┌─ Dataset content
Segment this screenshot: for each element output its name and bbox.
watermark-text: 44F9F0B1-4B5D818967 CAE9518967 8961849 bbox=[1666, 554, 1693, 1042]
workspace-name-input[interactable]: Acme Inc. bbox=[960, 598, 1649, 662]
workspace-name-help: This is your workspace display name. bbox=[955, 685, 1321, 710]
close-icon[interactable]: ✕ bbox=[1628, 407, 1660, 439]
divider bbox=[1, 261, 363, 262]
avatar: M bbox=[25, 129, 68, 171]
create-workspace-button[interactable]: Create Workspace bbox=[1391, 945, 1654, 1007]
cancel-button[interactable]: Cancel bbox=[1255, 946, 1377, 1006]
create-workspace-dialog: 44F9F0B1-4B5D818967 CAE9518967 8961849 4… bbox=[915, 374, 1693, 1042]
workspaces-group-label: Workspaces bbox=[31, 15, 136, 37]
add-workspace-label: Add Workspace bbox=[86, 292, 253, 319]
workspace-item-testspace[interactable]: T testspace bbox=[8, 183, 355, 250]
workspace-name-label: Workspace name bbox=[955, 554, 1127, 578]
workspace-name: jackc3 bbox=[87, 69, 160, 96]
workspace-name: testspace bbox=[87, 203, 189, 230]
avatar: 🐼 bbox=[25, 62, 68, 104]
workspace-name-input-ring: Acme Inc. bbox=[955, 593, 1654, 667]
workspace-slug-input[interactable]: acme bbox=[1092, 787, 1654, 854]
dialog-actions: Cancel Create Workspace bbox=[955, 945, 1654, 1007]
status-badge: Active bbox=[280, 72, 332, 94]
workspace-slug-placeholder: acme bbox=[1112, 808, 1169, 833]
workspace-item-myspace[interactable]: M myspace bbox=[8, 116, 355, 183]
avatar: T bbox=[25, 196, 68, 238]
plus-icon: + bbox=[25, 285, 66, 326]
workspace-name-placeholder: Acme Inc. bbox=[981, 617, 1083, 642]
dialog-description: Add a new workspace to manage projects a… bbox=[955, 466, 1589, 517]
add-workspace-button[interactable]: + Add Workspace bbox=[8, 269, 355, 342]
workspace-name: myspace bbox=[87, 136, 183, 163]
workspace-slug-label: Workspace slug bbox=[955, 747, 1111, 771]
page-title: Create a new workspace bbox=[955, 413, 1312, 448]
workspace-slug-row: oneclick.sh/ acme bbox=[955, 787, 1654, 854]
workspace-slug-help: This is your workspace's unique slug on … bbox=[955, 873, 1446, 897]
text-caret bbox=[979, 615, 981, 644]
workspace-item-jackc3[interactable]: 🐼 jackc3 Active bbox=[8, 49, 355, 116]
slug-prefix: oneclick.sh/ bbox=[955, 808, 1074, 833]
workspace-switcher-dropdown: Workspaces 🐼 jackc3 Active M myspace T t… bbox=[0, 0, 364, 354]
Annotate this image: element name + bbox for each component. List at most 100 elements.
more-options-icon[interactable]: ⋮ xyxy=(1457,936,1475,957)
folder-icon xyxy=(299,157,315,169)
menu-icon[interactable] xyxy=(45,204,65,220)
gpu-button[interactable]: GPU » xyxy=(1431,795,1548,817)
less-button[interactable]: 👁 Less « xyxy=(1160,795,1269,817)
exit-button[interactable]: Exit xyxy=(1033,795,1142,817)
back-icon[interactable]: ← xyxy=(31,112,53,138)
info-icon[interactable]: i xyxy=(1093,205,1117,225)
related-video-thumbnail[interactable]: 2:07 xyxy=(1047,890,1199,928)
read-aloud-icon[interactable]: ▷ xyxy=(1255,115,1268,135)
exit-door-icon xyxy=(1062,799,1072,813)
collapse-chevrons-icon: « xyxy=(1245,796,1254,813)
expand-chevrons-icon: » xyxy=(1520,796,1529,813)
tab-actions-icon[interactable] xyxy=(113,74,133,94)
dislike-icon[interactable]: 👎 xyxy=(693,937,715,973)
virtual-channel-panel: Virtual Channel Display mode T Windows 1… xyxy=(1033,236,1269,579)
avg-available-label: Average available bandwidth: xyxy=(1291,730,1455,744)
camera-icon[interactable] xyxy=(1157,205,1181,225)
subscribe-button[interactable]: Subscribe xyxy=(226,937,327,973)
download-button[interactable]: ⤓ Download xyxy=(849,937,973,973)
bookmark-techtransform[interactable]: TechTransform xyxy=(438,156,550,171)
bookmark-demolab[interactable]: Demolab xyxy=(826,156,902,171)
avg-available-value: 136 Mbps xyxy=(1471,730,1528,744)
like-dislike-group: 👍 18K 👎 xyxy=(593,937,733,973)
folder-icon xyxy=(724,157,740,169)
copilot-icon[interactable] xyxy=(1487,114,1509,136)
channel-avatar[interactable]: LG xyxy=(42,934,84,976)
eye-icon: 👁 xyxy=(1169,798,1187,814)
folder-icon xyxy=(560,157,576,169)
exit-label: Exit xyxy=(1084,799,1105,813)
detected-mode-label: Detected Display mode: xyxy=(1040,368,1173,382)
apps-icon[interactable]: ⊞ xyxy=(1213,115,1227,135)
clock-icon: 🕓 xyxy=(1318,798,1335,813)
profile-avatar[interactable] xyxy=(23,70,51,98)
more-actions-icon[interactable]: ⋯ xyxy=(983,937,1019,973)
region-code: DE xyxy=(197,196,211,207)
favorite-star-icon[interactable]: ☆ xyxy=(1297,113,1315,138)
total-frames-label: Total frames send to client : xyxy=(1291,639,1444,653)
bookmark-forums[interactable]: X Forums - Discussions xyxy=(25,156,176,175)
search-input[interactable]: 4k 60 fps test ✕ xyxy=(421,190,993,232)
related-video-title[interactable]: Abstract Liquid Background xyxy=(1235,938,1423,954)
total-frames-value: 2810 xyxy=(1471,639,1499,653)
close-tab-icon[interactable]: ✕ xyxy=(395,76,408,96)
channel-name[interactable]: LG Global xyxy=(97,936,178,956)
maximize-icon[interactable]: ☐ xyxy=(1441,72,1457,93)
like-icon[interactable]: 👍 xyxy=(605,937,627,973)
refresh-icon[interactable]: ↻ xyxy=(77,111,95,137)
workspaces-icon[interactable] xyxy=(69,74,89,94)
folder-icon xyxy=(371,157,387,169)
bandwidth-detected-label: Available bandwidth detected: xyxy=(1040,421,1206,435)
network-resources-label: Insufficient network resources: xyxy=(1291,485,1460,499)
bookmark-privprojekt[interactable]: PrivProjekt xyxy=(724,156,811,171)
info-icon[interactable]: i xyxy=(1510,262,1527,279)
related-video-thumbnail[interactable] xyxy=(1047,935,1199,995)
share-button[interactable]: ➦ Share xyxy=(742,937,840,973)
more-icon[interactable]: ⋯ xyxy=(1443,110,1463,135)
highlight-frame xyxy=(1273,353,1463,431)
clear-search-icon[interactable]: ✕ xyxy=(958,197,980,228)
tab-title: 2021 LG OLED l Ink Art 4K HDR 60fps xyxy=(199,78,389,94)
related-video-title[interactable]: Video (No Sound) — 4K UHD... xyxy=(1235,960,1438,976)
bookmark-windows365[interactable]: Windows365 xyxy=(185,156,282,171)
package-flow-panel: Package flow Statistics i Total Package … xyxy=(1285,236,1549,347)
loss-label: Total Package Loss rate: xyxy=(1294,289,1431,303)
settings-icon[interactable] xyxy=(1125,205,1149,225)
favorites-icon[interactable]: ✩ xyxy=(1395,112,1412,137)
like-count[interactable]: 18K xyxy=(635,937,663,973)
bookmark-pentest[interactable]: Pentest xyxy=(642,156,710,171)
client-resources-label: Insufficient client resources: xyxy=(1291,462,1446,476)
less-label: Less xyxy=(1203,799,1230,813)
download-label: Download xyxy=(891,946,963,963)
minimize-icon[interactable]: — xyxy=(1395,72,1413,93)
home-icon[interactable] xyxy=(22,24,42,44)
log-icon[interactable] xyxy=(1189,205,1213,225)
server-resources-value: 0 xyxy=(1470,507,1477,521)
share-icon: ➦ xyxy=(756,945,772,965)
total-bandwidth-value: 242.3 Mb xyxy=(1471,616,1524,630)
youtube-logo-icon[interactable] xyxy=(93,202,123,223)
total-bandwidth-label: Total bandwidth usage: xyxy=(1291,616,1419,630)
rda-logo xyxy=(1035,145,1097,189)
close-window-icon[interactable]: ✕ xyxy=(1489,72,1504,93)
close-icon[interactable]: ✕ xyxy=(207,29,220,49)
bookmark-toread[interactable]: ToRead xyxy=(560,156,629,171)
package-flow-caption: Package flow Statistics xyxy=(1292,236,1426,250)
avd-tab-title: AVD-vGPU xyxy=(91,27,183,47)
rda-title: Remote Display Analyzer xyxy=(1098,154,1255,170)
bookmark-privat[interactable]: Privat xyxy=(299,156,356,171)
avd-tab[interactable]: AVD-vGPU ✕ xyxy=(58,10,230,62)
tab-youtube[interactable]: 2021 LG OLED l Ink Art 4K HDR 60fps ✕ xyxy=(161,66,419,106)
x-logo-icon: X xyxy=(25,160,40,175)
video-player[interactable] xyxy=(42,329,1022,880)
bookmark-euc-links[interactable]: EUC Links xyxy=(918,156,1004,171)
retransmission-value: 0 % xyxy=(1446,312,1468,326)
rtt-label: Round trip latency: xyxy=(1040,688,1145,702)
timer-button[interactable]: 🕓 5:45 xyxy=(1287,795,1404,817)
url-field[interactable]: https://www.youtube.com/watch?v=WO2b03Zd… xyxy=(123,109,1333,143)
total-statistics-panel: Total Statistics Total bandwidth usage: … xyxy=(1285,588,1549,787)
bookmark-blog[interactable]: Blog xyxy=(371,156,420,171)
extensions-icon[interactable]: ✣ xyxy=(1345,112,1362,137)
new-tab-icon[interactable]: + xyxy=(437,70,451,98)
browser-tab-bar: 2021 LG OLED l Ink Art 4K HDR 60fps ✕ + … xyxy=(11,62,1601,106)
└─
Starting at the first line of the listing and stopping after the line that contains "avatar: 🐼 bbox=[25, 62, 68, 104]", replace "avatar" with "user-avatar" and give those lines again with nothing else changed.

Segment this screenshot: for each element output its name and bbox.
watermark-text: 44F9F0B1-4B5D818967 CAE9518967 8961849 bbox=[1666, 554, 1693, 1042]
workspace-name-input[interactable]: Acme Inc. bbox=[960, 598, 1649, 662]
workspace-name-help: This is your workspace display name. bbox=[955, 685, 1321, 710]
close-icon[interactable]: ✕ bbox=[1628, 407, 1660, 439]
divider bbox=[1, 261, 363, 262]
user-avatar: M bbox=[25, 129, 68, 171]
create-workspace-button[interactable]: Create Workspace bbox=[1391, 945, 1654, 1007]
cancel-button[interactable]: Cancel bbox=[1255, 946, 1377, 1006]
create-workspace-dialog: 44F9F0B1-4B5D818967 CAE9518967 8961849 4… bbox=[915, 374, 1693, 1042]
workspaces-group-label: Workspaces bbox=[31, 15, 136, 37]
add-workspace-label: Add Workspace bbox=[86, 292, 253, 319]
workspace-item-testspace[interactable]: T testspace bbox=[8, 183, 355, 250]
workspace-name-label: Workspace name bbox=[955, 554, 1127, 578]
workspace-name: jackc3 bbox=[87, 69, 160, 96]
workspace-name: testspace bbox=[87, 203, 189, 230]
user-avatar: 🐼 bbox=[25, 62, 68, 104]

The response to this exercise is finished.